======== SUPPLIED PASSAGE

Alan Peter Griffin (born 23 February 1960) is a former Australian politician of the Australian Labor Party. He was a member of the Australian House of Representatives, representing the Division of Corinella between 1993 and March 1996, and the Division of Bruce, from March 1996 until May 2016.

Background and early career
Griffin was born in Melbourne, Victoria, and was educated at the Australian National University. He was a public servant, union organiser and electorate secretary before entering politics. Griffin was ministerial adviser to the Victorian Minister for Community Services, Kay Setches, 1990–91 and to Simon Crean, then a federal minister, 1991–93. He was also a member of the Springvale City Council, 1991–93.

Political career
Griffin was first elected to Parliament at the 1993 federal election, unseating the Liberal incumbent in Corinella, Russell Broadbent. He became a backbench supporter of Prime Minister Paul Keating's government. Corinella was abolished for the 1996 election, and Griffin followed most of his constituents into Bruce.

That seat had been in Liberal hands since its creation in 1955. However, it had been significantly altered by the latest redistribution, which gave Labor a slim majority. Griffin defeated Liberal incumbent Julian Beale by only 1195 votes, making him one of the few bright spots in Labor's severe defeat that year.

Griffin was elected to the Opposition Shadow Ministry in October 1998. He was Shadow Minister for Consumer Affairs and Shadow Minister Assisting the Shadow Minister for Health from 2003 to 2005. In June 2005, he was appointed Shadow Minister for Veterans' Affairs and Shadow Special Minister of State.

================
======== GIVEN ENTRIES

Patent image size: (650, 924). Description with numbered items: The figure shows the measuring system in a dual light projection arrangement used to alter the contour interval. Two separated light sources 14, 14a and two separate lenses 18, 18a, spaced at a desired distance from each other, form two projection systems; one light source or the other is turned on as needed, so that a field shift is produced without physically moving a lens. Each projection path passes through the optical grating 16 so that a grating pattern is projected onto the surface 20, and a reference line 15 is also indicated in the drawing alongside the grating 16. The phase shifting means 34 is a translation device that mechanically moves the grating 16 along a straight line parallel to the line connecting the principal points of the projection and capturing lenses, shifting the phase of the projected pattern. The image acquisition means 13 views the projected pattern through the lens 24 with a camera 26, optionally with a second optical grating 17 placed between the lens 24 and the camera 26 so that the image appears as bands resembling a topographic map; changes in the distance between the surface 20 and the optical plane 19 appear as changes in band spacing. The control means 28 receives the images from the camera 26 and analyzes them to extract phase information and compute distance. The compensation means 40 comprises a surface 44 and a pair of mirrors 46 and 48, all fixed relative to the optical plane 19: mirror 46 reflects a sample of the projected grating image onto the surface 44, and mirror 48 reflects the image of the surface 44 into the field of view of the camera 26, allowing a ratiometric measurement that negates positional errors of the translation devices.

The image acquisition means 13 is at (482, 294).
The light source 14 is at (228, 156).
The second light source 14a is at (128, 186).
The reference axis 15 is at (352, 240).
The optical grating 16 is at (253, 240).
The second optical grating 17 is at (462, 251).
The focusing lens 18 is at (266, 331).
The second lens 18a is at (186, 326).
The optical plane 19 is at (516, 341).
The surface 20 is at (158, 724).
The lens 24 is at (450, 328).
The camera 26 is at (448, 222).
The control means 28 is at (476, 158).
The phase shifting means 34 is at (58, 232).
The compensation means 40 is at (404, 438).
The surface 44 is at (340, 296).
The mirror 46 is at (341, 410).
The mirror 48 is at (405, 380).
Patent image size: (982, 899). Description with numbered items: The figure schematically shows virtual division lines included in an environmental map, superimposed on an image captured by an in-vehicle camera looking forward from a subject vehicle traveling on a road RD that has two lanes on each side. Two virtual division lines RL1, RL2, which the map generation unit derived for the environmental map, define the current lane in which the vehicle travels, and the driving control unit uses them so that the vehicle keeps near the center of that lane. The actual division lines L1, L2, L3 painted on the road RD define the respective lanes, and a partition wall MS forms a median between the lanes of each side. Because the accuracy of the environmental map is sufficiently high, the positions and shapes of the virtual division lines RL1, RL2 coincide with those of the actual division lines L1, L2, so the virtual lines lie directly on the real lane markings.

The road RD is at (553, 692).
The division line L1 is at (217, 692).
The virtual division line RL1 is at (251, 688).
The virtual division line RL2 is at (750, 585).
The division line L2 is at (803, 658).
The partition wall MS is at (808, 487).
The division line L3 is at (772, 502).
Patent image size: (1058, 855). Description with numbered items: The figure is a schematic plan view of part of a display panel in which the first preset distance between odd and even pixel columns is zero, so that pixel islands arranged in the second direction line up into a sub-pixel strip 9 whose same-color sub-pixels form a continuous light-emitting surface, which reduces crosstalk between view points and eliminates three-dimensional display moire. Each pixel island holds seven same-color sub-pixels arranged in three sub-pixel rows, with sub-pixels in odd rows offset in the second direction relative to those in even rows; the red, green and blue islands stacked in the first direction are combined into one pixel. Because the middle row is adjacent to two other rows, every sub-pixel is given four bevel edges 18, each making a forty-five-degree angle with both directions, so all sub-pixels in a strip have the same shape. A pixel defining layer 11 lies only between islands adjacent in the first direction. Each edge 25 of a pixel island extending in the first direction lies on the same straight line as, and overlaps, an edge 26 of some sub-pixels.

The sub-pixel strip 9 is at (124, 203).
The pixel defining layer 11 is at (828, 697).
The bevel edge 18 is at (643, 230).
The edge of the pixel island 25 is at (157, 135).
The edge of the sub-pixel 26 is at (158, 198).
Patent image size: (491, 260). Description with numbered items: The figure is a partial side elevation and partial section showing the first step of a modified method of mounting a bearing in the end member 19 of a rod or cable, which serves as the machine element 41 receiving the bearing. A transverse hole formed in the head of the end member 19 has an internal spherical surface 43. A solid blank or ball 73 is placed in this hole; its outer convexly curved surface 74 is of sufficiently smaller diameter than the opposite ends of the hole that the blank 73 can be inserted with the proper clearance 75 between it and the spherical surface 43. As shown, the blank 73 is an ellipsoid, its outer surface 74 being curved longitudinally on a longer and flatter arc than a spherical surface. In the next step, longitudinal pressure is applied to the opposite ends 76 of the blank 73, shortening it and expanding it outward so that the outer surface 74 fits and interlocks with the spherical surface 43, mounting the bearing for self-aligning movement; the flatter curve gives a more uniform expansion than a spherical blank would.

================

STATED PROBLEM 1 → Turn the rows, starting with the line that contains "Patent image size: (982, 899)." and going on through the line that contains "The division line L3 is at (772, 502).", into a JSON list of strings with one string per line and blank lines left out.
STATED PROBLEM 2 → Carry on the Alan Griffin biography from the end of its last sentence.

EXERCISE OUTPUT 1 →
[
  "Patent image size: (982, 899). Description with numbered items: The figure schematically shows virtual division lines included in an environmental map, superimposed on an image captured by an in-vehicle camera looking forward from a subject vehicle traveling on a road RD that has two lanes on each side. Two virtual division lines RL1, RL2, which the map generation unit derived for the environmental map, define the current lane in which the vehicle travels, and the driving control unit uses them so that the vehicle keeps near the center of that lane. The actual division lines L1, L2, L3 painted on the road RD define the respective lanes, and a partition wall MS forms a median between the lanes of each side. Because the accuracy of the environmental map is sufficiently high, the positions and shapes of the virtual division lines RL1, RL2 coincide with those of the actual division lines L1, L2, so the virtual lines lie directly on the real lane markings.",
  "The road RD is at (553, 692).",
  "The division line L1 is at (217, 692).",
  "The virtual division line RL1 is at (251, 688).",
  "The virtual division line RL2 is at (750, 585).",
  "The division line L2 is at (803, 658).",
  "The partition wall MS is at (808, 487).",
  "The division line L3 is at (772, 502)."
]

EXERCISE OUTPUT 2 →
After Labor won government back in the 2007 federal election, new Prime Minister Kevin Rudd appointed Griffin Minister for Veterans' Affairs in the ministry. On 1 April 2010, he gained the portfolio of Minister for Defence Personnel. He retained these portfolios in Julia Gillard's first ministry but chose not to continue in the Second Gillard Ministry, which was sworn in on 14 September 2010 following the 2010 election.

On 10 February 2015, he announced he would not contest the next election, due in 2016. In March 2015, former City of Port Phillip Mayor Julian Hill was preselected unopposed to contest Bruce for the Labor Party.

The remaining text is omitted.